Part of a data file
· · · · · · ·

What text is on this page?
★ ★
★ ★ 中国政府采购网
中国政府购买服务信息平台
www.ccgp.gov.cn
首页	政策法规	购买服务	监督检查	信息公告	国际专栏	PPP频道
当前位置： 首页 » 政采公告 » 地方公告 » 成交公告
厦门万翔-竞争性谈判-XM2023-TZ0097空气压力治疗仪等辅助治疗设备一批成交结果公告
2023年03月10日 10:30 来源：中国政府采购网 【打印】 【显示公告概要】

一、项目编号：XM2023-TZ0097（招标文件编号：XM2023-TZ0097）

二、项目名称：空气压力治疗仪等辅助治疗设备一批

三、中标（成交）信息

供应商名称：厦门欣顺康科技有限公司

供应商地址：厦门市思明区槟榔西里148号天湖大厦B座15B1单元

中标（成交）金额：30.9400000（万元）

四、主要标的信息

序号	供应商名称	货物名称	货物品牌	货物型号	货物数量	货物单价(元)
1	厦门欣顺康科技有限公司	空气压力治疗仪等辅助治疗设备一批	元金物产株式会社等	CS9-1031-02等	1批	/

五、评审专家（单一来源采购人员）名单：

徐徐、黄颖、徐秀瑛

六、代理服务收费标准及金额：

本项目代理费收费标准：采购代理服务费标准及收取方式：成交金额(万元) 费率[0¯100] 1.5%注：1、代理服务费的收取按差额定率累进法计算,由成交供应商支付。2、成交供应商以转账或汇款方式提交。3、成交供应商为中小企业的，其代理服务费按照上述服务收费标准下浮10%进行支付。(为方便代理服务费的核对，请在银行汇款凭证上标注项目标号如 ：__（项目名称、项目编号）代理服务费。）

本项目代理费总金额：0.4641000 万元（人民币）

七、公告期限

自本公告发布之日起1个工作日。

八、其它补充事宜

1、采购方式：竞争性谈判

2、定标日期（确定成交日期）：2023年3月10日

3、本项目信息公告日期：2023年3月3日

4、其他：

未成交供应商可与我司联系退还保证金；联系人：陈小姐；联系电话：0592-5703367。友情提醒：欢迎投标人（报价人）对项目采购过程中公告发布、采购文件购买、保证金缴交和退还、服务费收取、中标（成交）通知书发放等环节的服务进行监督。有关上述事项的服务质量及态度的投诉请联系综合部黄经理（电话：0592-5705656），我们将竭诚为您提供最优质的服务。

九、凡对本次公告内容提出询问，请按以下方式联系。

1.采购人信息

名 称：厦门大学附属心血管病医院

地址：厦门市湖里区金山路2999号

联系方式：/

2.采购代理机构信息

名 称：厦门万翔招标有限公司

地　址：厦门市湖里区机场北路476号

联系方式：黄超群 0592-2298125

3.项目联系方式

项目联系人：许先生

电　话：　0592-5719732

· · · · · · ·

The whole listing above needs to be written out again exactly.

■ **Solution to this exercise**
What text is on this page?
★ ★
★ ★ 中国政府采购网
中国政府购买服务信息平台
www.ccgp.gov.cn
首页	政策法规	购买服务	监督检查	信息公告	国际专栏	PPP频道
当前位置： 首页 » 政采公告 » 地方公告 » 成交公告
厦门万翔-竞争性谈判-XM2023-TZ0097空气压力治疗仪等辅助治疗设备一批成交结果公告
2023年03月10日 10:30 来源：中国政府采购网 【打印】 【显示公告概要】

一、项目编号：XM2023-TZ0097（招标文件编号：XM2023-TZ0097）

二、项目名称：空气压力治疗仪等辅助治疗设备一批

三、中标（成交）信息

供应商名称：厦门欣顺康科技有限公司

供应商地址：厦门市思明区槟榔西里148号天湖大厦B座15B1单元

中标（成交）金额：30.9400000（万元）

四、主要标的信息

序号	供应商名称	货物名称	货物品牌	货物型号	货物数量	货物单价(元)
1	厦门欣顺康科技有限公司	空气压力治疗仪等辅助治疗设备一批	元金物产株式会社等	CS9-1031-02等	1批	/

五、评审专家（单一来源采购人员）名单：

徐徐、黄颖、徐秀瑛

六、代理服务收费标准及金额：

本项目代理费收费标准：采购代理服务费标准及收取方式：成交金额(万元) 费率[0¯100] 1.5%注：1、代理服务费的收取按差额定率累进法计算,由成交供应商支付。2、成交供应商以转账或汇款方式提交。3、成交供应商为中小企业的，其代理服务费按照上述服务收费标准下浮10%进行支付。(为方便代理服务费的核对，请在银行汇款凭证上标注项目标号如 ：__（项目名称、项目编号）代理服务费。）

本项目代理费总金额：0.4641000 万元（人民币）

七、公告期限

自本公告发布之日起1个工作日。

八、其它补充事宜

1、采购方式：竞争性谈判

2、定标日期（确定成交日期）：2023年3月10日

3、本项目信息公告日期：2023年3月3日

4、其他：

未成交供应商可与我司联系退还保证金；联系人：陈小姐；联系电话：0592-5703367。友情提醒：欢迎投标人（报价人）对项目采购过程中公告发布、采购文件购买、保证金缴交和退还、服务费收取、中标（成交）通知书发放等环节的服务进行监督。有关上述事项的服务质量及态度的投诉请联系综合部黄经理（电话：0592-5705656），我们将竭诚为您提供最优质的服务。

九、凡对本次公告内容提出询问，请按以下方式联系。

1.采购人信息

名 称：厦门大学附属心血管病医院

地址：厦门市湖里区金山路2999号

联系方式：/

2.采购代理机构信息

名 称：厦门万翔招标有限公司

地　址：厦门市湖里区机场北路476号

联系方式：黄超群 0592-2298125

3.项目联系方式

项目联系人：许先生

电　话：　0592-5719732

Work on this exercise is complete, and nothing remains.